§ 给定文本
-----

解码器：调用 self.model（即 TimeMoeModel）来计算模型的 hidden_states，它的形状为 (batch_size, seq_length, hidden_size)。

预测层：根据 self.config.horizon_lengths初始化多个预测层 self.lm_heads。在训练过程中，如果提供了labels，则计算自回归损失。否则选择合适的预测层并根据 horizon_length 输出预测结果。

自回归损失计算：计算每个预测层的输出，并根据标签计算损失。损失是通过 calc_ar_loss 方法计算的，考虑了掩码和时间步长（horizon_length）。

    def calc_ar_loss(self, predictions, labels, loss_masks, horizon_length):
        if len(labels.shape) == 2:
            labels.unsqueeze_(dim=-1)
            # enable model parallelism
            labels = labels.to(predictions.device)
        if loss_masks is not None and len(loss_masks.shape) == 2:
            loss_masks.unsqueeze_(dim=-1)
            # enable model parallelism
            loss_masks = loss_masks.to(predictions.device)

        if horizon_length > 1:
            batch_size, seq_len, output_size = predictions.shape
            shift_predictions = predictions.view(batch_size, seq_len, horizon_length, -1)

            # pad to the same length with predictions
            # shape -> [B, input_size, seq_len + horizon_length -1]
            labels = F.pad(labels.transpose(-1, -2), (0, horizon_length - 1), mode='constant', value=0)

            # shape -> [B, input_size, seq_len, horizon_length]
            shift_labels = labels.unfold(dimension=-1, size=horizon_length, step=1)
            shift_labels = shift_labels.permute(0, 2, 3, 1)

-----

§ 数据记录

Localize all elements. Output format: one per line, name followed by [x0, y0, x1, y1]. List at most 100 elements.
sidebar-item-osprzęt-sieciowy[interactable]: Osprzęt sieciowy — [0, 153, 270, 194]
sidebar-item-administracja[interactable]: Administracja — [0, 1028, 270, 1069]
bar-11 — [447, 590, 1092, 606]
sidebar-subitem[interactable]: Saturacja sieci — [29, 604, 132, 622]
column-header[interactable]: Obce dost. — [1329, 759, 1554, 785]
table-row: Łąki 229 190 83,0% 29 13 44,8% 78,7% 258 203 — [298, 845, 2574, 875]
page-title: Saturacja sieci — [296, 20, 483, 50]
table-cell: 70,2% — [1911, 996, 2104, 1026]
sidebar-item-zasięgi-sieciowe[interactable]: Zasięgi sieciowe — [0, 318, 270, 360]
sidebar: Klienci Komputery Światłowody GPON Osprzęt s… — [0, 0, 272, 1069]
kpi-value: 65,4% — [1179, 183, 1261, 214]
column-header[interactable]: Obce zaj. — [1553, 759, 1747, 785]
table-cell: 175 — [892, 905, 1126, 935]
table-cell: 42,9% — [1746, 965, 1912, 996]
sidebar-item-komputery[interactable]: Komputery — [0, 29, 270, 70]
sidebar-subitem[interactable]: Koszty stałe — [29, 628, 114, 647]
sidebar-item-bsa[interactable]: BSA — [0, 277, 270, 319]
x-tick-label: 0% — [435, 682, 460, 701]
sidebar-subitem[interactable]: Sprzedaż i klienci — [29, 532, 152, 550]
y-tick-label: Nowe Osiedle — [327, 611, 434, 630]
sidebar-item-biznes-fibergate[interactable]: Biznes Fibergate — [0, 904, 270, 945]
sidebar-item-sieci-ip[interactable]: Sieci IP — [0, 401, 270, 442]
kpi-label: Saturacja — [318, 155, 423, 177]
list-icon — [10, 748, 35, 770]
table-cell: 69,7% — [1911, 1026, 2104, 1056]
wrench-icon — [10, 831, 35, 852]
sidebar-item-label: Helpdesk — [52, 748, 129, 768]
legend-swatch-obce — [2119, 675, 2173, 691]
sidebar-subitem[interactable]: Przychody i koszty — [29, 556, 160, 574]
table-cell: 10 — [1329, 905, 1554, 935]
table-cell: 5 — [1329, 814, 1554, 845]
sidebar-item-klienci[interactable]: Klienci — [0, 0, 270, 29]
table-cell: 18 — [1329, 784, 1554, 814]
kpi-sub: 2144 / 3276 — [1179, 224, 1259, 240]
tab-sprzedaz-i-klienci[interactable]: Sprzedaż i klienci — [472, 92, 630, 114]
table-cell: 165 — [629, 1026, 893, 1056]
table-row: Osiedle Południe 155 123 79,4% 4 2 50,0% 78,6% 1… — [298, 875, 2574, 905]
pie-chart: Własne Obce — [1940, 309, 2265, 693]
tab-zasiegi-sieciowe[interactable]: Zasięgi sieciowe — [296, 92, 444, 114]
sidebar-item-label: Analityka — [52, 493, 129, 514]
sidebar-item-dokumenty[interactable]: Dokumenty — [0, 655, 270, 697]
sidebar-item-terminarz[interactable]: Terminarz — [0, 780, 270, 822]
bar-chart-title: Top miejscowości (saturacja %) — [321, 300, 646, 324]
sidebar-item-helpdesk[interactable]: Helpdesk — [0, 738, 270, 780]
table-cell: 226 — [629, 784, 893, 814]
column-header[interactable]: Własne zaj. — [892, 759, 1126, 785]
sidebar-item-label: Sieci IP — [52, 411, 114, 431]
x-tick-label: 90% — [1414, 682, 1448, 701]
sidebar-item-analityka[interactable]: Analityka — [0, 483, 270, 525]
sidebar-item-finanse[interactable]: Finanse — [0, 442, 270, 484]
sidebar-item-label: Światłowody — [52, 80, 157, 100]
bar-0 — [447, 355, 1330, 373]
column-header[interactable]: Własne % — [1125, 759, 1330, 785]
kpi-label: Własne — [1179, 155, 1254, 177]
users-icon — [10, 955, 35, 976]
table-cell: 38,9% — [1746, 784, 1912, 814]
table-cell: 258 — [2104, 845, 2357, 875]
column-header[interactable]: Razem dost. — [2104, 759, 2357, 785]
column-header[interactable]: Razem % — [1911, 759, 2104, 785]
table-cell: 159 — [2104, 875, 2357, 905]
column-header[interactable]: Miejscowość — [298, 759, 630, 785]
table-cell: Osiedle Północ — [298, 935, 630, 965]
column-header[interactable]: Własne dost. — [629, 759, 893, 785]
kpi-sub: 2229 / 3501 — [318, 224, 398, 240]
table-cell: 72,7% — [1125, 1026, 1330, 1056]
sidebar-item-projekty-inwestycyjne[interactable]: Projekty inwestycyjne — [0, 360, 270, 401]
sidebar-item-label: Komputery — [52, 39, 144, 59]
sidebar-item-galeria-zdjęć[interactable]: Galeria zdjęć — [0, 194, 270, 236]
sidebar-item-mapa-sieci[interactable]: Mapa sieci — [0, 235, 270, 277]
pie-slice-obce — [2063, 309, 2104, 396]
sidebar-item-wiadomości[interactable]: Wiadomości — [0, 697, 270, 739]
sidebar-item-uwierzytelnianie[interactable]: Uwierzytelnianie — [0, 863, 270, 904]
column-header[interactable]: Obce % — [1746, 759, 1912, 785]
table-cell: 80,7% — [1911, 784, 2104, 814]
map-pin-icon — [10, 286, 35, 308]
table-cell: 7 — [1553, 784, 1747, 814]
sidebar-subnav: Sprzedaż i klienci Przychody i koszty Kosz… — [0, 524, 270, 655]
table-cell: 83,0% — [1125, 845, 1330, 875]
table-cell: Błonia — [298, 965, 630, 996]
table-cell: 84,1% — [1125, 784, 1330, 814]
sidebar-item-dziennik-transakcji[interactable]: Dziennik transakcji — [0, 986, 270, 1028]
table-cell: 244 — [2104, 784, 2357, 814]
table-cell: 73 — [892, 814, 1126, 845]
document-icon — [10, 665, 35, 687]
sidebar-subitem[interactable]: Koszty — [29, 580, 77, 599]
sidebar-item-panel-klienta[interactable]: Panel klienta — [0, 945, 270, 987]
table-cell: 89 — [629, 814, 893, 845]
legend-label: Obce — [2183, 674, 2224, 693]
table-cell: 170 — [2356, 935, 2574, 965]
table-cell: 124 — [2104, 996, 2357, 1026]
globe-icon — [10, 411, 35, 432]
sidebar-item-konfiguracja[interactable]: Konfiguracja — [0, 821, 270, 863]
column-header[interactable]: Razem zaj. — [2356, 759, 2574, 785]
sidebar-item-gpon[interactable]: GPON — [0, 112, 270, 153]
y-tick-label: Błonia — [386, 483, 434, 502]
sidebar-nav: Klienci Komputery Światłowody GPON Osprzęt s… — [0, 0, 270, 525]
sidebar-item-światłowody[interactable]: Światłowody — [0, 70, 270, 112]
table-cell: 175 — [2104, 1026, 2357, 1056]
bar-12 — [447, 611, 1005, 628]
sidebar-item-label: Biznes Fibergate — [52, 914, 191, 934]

-----

§ 任务列表
[1] 列出 TimeMoe 代码解析中 calc_ar_loss 方法定义里除 self 以外的全部参数名。
[2] 请从最后一行代码之后接着续写 TimeMoe 代码解析。

§ 参考答案
[1] predictions、labels、loss_masks、horizon_length

[2]
            if loss_masks is not None:
                # pad to the same length with predictions
                loss_masks = F.pad(loss_masks.transpose(-1, -2), (0, horizon_length - 1), mode='constant', value=0)

                loss_masks = loss_masks.unfold(dimension=-1, size=horizon_length, step=1)
                loss_masks = loss_masks.permute(0, 2, 3, 1)

        else:
            shift_predictions = predictions
            shift_labels = labels

        # Calculate loss with mask
        losses = self.loss_function(shift_predictions, shift_labels)

        if loss_masks is not None:
            losses = losses * loss_masks
            loss = losses.sum() / loss_masks.sum()
        else:
            loss = torch.mean(losses)

        return loss

辅助损失：如果apply_aux_loss为True，则计算路由器辅助损失，即对专家选择的平衡性进行惩罚。因为在通常的MoE训练中，门控网络往往倾向于主要激活相同的几个专家，为了减轻这个问题的影响，引入一个辅助损失以确保所有专家接收到大致相等数量的训练样本平衡专家之间的选择。

输出：如果没有标签（即预测模式），返回预测结果；如果有标签，则返回包括损失在内的完整输出。输出的predictions形状为 (batch_size, seq_length, horizon_length * input_size)。